++++ Entries shown ++++

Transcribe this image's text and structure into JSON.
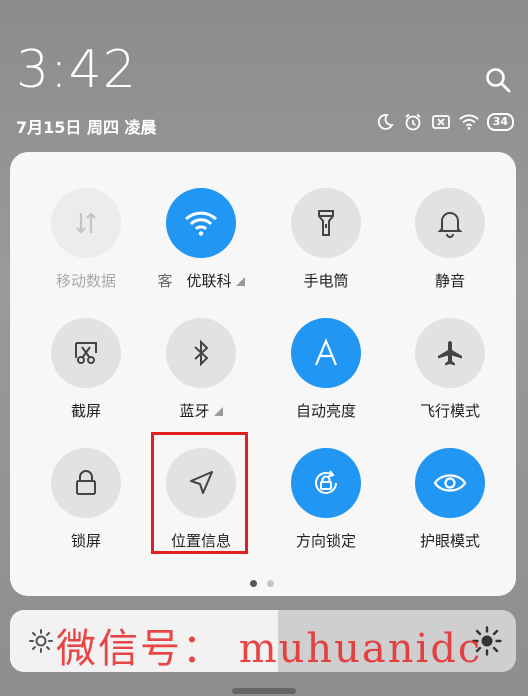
{
  "lockscreen": {
    "time": "3:42",
    "date": "7月15日 周四 凌晨",
    "battery": "34"
  },
  "tiles": [
    {
      "label": "移动数据",
      "icon": "mobile-data-icon",
      "state": "disabled"
    },
    {
      "label": "优联科",
      "prefix": "客",
      "icon": "wifi-icon",
      "state": "on",
      "expand": true
    },
    {
      "label": "手电筒",
      "icon": "flashlight-icon",
      "state": "off"
    },
    {
      "label": "静音",
      "icon": "bell-icon",
      "state": "off"
    },
    {
      "label": "截屏",
      "icon": "screenshot-icon",
      "state": "off"
    },
    {
      "label": "蓝牙",
      "icon": "bluetooth-icon",
      "state": "off",
      "expand": true
    },
    {
      "label": "自动亮度",
      "icon": "auto-brightness-icon",
      "state": "on"
    },
    {
      "label": "飞行模式",
      "icon": "airplane-icon",
      "state": "off"
    },
    {
      "label": "锁屏",
      "icon": "lock-icon",
      "state": "off"
    },
    {
      "label": "位置信息",
      "icon": "location-icon",
      "state": "off"
    },
    {
      "label": "方向锁定",
      "icon": "rotation-lock-icon",
      "state": "on"
    },
    {
      "label": "护眼模式",
      "icon": "eye-icon",
      "state": "on"
    }
  ],
  "pager": {
    "pages": 2,
    "current": 1
  },
  "brightness": {
    "level": 0.53
  },
  "watermark": "微信号： muhuanidc",
  "colors": {
    "accent": "#2196f3",
    "highlight": "#e02020"
  }
}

++++

◆ Do this:
In the listing, find all lines with the string "brightness" and copy them.

◆ Response to this exercise:
      "icon": "auto-brightness-icon",
  "brightness": {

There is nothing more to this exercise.